** Begin Dataset **

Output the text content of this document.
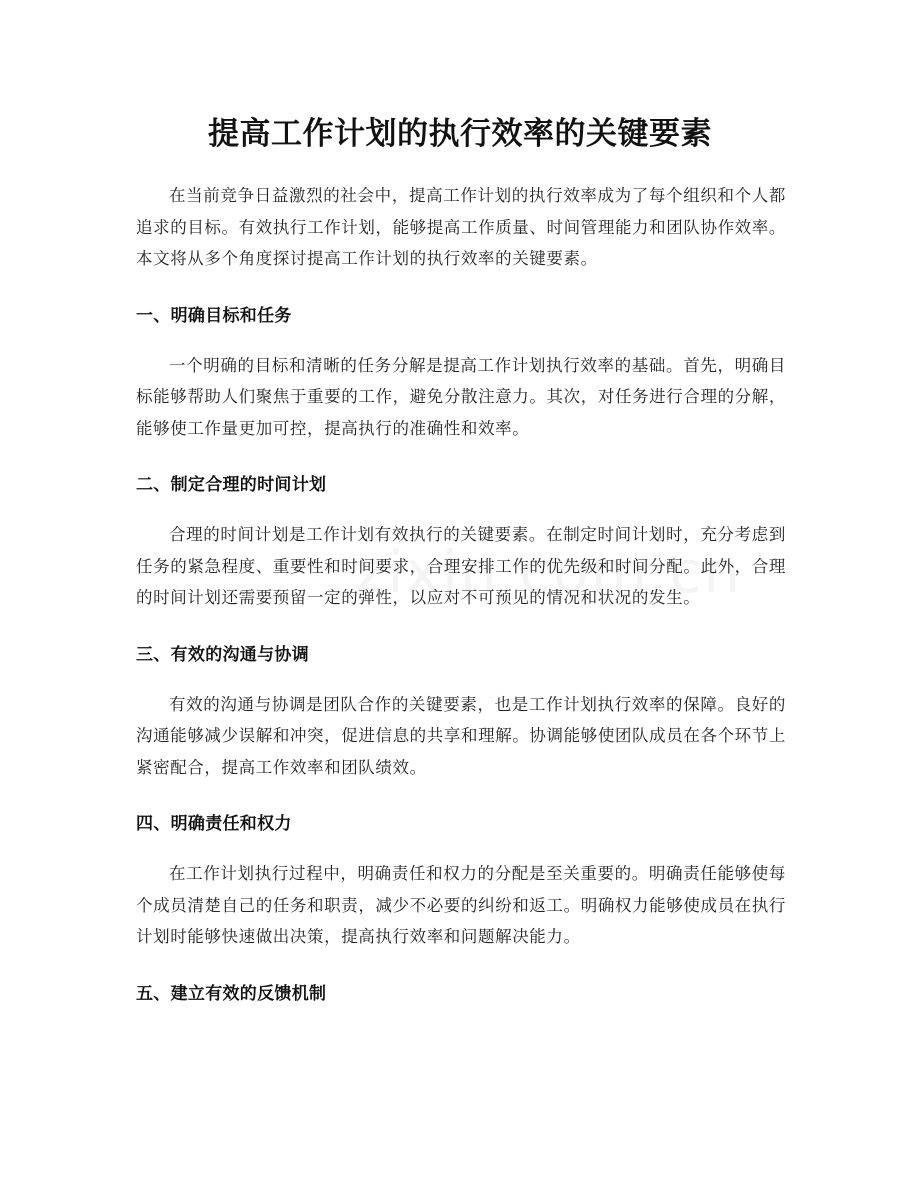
提高工作计划的执行效率的关键要素

在当前竞争日益激烈的社会中，提高工作计划的执行效率成为了每个组织和个人都追求的目标。有效执行工作计划，能够提高工作质量、时间管理能力和团队协作效率。本文将从多个角度探讨提高工作计划的执行效率的关键要素。

一、明确目标和任务

一个明确的目标和清晰的任务分解是提高工作计划执行效率的基础。首先，明确目标能够帮助人们聚焦于重要的工作，避免分散注意力。其次，对任务进行合理的分解，能够使工作量更加可控，提高执行的准确性和效率。

二、制定合理的时间计划

合理的时间计划是工作计划有效执行的关键要素。在制定时间计划时，充分考虑到任务的紧急程度、重要性和时间要求，合理安排工作的优先级和时间分配。此外，合理的时间计划还需要预留一定的弹性，以应对不可预见的情况和状况的发生。

三、有效的沟通与协调

有效的沟通与协调是团队合作的关键要素，也是工作计划执行效率的保障。良好的沟通能够减少误解和冲突，促进信息的共享和理解。协调能够使团队成员在各个环节上紧密配合，提高工作效率和团队绩效。

四、明确责任和权力

在工作计划执行过程中，明确责任和权力的分配是至关重要的。明确责任能够使每个成员清楚自己的任务和职责，减少不必要的纠纷和返工。明确权力能够使成员在执行计划时能够快速做出决策，提高执行效率和问题解决能力。

五、建立有效的反馈机制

** End Dataset **

_Objective_. Omit every picture while copying the listing above exactly.

_Solution for this task_.
Output the text content of this document.
提高工作计划的执行效率的关键要素

在当前竞争日益激烈的社会中，提高工作计划的执行效率成为了每个组织和个人都追求的目标。有效执行工作计划，能够提高工作质量、时间管理能力和团队协作效率。本文将从多个角度探讨提高工作计划的执行效率的关键要素。

一、明确目标和任务

一个明确的目标和清晰的任务分解是提高工作计划执行效率的基础。首先，明确目标能够帮助人们聚焦于重要的工作，避免分散注意力。其次，对任务进行合理的分解，能够使工作量更加可控，提高执行的准确性和效率。

二、制定合理的时间计划

合理的时间计划是工作计划有效执行的关键要素。在制定时间计划时，充分考虑到任务的紧急程度、重要性和时间要求，合理安排工作的优先级和时间分配。此外，合理的时间计划还需要预留一定的弹性，以应对不可预见的情况和状况的发生。

三、有效的沟通与协调

有效的沟通与协调是团队合作的关键要素，也是工作计划执行效率的保障。良好的沟通能够减少误解和冲突，促进信息的共享和理解。协调能够使团队成员在各个环节上紧密配合，提高工作效率和团队绩效。

四、明确责任和权力

在工作计划执行过程中，明确责任和权力的分配是至关重要的。明确责任能够使每个成员清楚自己的任务和职责，减少不必要的纠纷和返工。明确权力能够使成员在执行计划时能够快速做出决策，提高执行效率和问题解决能力。

五、建立有效的反馈机制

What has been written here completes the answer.